***** TASK DATA *****
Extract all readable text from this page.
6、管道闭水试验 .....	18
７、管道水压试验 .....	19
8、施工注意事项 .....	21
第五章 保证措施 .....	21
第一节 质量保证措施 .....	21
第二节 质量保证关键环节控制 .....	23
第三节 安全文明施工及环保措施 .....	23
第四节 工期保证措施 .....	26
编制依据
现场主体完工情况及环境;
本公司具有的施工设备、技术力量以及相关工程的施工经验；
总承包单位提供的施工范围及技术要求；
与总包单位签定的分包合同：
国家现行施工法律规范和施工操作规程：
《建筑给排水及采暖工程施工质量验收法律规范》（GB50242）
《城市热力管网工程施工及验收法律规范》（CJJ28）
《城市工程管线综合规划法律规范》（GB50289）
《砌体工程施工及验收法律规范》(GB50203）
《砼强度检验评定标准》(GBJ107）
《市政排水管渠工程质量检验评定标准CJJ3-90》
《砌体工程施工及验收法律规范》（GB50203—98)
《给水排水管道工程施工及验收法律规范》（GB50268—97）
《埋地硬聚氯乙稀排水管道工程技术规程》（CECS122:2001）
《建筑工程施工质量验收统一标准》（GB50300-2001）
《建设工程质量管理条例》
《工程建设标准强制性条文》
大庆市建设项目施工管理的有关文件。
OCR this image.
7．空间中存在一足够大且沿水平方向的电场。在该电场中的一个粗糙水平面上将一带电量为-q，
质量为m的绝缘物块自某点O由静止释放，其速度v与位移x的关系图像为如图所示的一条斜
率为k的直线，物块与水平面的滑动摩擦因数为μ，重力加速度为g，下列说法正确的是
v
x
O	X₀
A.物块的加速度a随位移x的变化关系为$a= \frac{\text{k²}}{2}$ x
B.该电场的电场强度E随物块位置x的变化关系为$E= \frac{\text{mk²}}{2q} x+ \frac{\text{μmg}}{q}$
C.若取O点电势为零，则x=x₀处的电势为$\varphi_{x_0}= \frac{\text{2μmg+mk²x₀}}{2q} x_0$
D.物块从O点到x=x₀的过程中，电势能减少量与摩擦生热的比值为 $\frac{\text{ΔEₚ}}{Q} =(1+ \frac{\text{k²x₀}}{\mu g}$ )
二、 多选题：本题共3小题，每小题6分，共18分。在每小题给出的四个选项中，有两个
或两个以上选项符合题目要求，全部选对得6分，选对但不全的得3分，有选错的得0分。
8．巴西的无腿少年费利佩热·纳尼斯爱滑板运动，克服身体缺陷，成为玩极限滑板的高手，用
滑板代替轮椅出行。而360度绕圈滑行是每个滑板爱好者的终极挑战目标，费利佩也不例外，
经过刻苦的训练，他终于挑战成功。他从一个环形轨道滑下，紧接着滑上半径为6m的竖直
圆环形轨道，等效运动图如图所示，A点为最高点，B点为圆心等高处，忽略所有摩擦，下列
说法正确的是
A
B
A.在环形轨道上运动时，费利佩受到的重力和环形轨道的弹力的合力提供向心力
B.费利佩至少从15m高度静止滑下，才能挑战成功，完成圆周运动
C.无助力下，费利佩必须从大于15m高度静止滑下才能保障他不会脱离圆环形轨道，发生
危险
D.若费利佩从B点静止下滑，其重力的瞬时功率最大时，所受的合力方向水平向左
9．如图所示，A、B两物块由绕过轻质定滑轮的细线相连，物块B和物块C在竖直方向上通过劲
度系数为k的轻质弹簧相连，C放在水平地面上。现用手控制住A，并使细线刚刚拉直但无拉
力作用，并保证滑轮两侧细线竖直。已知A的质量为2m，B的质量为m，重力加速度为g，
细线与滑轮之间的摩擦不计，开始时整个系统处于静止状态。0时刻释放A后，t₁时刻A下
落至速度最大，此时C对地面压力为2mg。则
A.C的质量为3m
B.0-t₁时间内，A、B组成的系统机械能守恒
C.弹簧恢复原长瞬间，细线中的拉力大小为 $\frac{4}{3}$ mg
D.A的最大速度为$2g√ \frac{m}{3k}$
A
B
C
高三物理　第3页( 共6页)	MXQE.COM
*****
WHAT YOU SHOULD DO
Repeat each of the entries above precisely as given.

TASK OUTPUT
Extract all readable text from this page.
6、管道闭水试验 .....	18
７、管道水压试验 .....	19
8、施工注意事项 .....	21
第五章 保证措施 .....	21
第一节 质量保证措施 .....	21
第二节 质量保证关键环节控制 .....	23
第三节 安全文明施工及环保措施 .....	23
第四节 工期保证措施 .....	26
编制依据
现场主体完工情况及环境;
本公司具有的施工设备、技术力量以及相关工程的施工经验；
总承包单位提供的施工范围及技术要求；
与总包单位签定的分包合同：
国家现行施工法律规范和施工操作规程：
《建筑给排水及采暖工程施工质量验收法律规范》（GB50242）
《城市热力管网工程施工及验收法律规范》（CJJ28）
《城市工程管线综合规划法律规范》（GB50289）
《砌体工程施工及验收法律规范》(GB50203）
《砼强度检验评定标准》(GBJ107）
《市政排水管渠工程质量检验评定标准CJJ3-90》
《砌体工程施工及验收法律规范》（GB50203—98)
《给水排水管道工程施工及验收法律规范》（GB50268—97）
《埋地硬聚氯乙稀排水管道工程技术规程》（CECS122:2001）
《建筑工程施工质量验收统一标准》（GB50300-2001）
《建设工程质量管理条例》
《工程建设标准强制性条文》
大庆市建设项目施工管理的有关文件。
OCR this image.
7．空间中存在一足够大且沿水平方向的电场。在该电场中的一个粗糙水平面上将一带电量为-q，
质量为m的绝缘物块自某点O由静止释放，其速度v与位移x的关系图像为如图所示的一条斜
率为k的直线，物块与水平面的滑动摩擦因数为μ，重力加速度为g，下列说法正确的是
v
x
O	X₀
A.物块的加速度a随位移x的变化关系为$a= \frac{\text{k²}}{2}$ x
B.该电场的电场强度E随物块位置x的变化关系为$E= \frac{\text{mk²}}{2q} x+ \frac{\text{μmg}}{q}$
C.若取O点电势为零，则x=x₀处的电势为$\varphi_{x_0}= \frac{\text{2μmg+mk²x₀}}{2q} x_0$
D.物块从O点到x=x₀的过程中，电势能减少量与摩擦生热的比值为 $\frac{\text{ΔEₚ}}{Q} =(1+ \frac{\text{k²x₀}}{\mu g}$ )
二、 多选题：本题共3小题，每小题6分，共18分。在每小题给出的四个选项中，有两个
或两个以上选项符合题目要求，全部选对得6分，选对但不全的得3分，有选错的得0分。
8．巴西的无腿少年费利佩热·纳尼斯爱滑板运动，克服身体缺陷，成为玩极限滑板的高手，用
滑板代替轮椅出行。而360度绕圈滑行是每个滑板爱好者的终极挑战目标，费利佩也不例外，
经过刻苦的训练，他终于挑战成功。他从一个环形轨道滑下，紧接着滑上半径为6m的竖直
圆环形轨道，等效运动图如图所示，A点为最高点，B点为圆心等高处，忽略所有摩擦，下列
说法正确的是
A
B
A.在环形轨道上运动时，费利佩受到的重力和环形轨道的弹力的合力提供向心力
B.费利佩至少从15m高度静止滑下，才能挑战成功，完成圆周运动
C.无助力下，费利佩必须从大于15m高度静止滑下才能保障他不会脱离圆环形轨道，发生
危险
D.若费利佩从B点静止下滑，其重力的瞬时功率最大时，所受的合力方向水平向左
9．如图所示，A、B两物块由绕过轻质定滑轮的细线相连，物块B和物块C在竖直方向上通过劲
度系数为k的轻质弹簧相连，C放在水平地面上。现用手控制住A，并使细线刚刚拉直但无拉
力作用，并保证滑轮两侧细线竖直。已知A的质量为2m，B的质量为m，重力加速度为g，
细线与滑轮之间的摩擦不计，开始时整个系统处于静止状态。0时刻释放A后，t₁时刻A下
落至速度最大，此时C对地面压力为2mg。则
A.C的质量为3m
B.0-t₁时间内，A、B组成的系统机械能守恒
C.弹簧恢复原长瞬间，细线中的拉力大小为 $\frac{4}{3}$ mg
D.A的最大速度为$2g√ \frac{m}{3k}$
A
B
C
高三物理　第3页( 共6页)	MXQE.COM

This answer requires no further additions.